● Stored entries

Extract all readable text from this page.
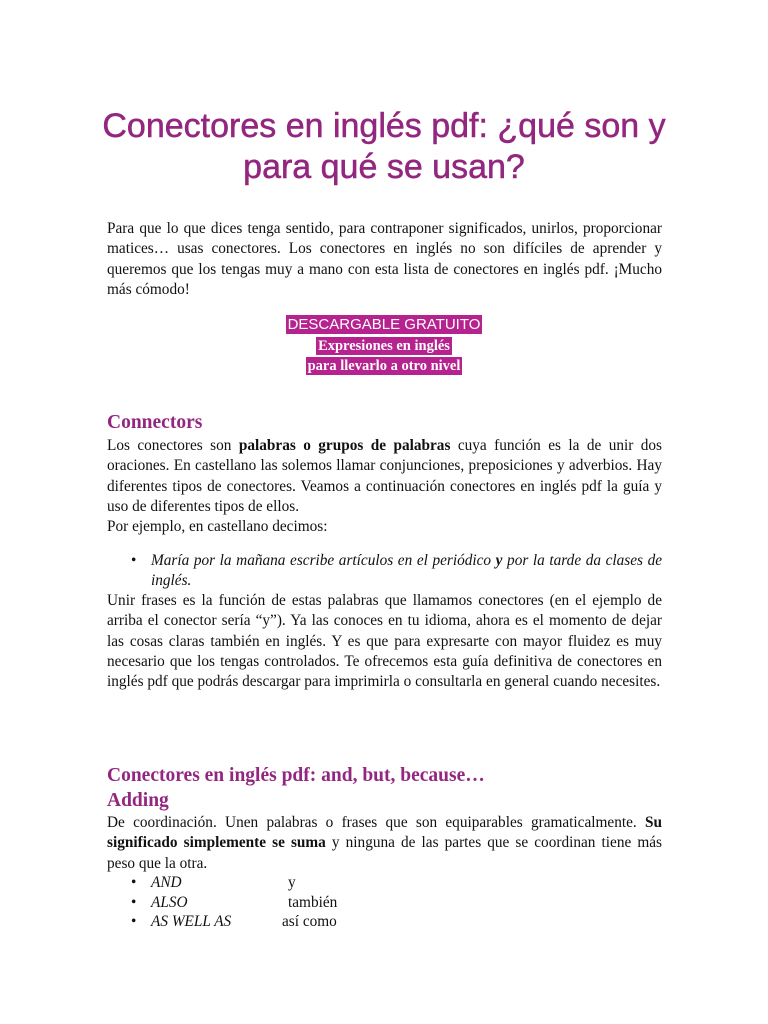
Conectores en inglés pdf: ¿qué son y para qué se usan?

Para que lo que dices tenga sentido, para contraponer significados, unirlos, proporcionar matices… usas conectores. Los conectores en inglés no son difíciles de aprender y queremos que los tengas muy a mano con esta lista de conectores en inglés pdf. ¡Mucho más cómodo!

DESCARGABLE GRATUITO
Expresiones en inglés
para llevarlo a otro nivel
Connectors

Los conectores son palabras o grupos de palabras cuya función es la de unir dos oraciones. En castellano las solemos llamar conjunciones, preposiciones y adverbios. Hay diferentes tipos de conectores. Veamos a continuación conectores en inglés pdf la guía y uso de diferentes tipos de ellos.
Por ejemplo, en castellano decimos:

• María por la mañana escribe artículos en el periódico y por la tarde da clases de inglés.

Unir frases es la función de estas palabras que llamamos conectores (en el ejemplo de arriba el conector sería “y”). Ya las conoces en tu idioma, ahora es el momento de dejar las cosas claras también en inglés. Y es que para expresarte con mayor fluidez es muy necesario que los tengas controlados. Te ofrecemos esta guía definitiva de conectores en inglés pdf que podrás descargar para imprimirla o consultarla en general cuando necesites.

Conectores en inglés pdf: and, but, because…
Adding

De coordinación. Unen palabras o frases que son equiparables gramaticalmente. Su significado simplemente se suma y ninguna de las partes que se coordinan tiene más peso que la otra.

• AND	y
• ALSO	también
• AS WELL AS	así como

● INSTRUCTIONS FOR THE TASK
Return all the entries word for word, but omit any pictures they contain.

● CORRECT RESULT
Extract all readable text from this page.
Conectores en inglés pdf: ¿qué son y para qué se usan?

Para que lo que dices tenga sentido, para contraponer significados, unirlos, proporcionar matices… usas conectores. Los conectores en inglés no son difíciles de aprender y queremos que los tengas muy a mano con esta lista de conectores en inglés pdf. ¡Mucho más cómodo!

DESCARGABLE GRATUITO
Expresiones en inglés
para llevarlo a otro nivel
Connectors

Los conectores son palabras o grupos de palabras cuya función es la de unir dos oraciones. En castellano las solemos llamar conjunciones, preposiciones y adverbios. Hay diferentes tipos de conectores. Veamos a continuación conectores en inglés pdf la guía y uso de diferentes tipos de ellos.
Por ejemplo, en castellano decimos:

• María por la mañana escribe artículos en el periódico y por la tarde da clases de inglés.

Unir frases es la función de estas palabras que llamamos conectores (en el ejemplo de arriba el conector sería “y”). Ya las conoces en tu idioma, ahora es el momento de dejar las cosas claras también en inglés. Y es que para expresarte con mayor fluidez es muy necesario que los tengas controlados. Te ofrecemos esta guía definitiva de conectores en inglés pdf que podrás descargar para imprimirla o consultarla en general cuando necesites.

Conectores en inglés pdf: and, but, because…
Adding

De coordinación. Unen palabras o frases que son equiparables gramaticalmente. Su significado simplemente se suma y ninguna de las partes que se coordinan tiene más peso que la otra.

• AND	y
• ALSO	también
• AS WELL AS	así como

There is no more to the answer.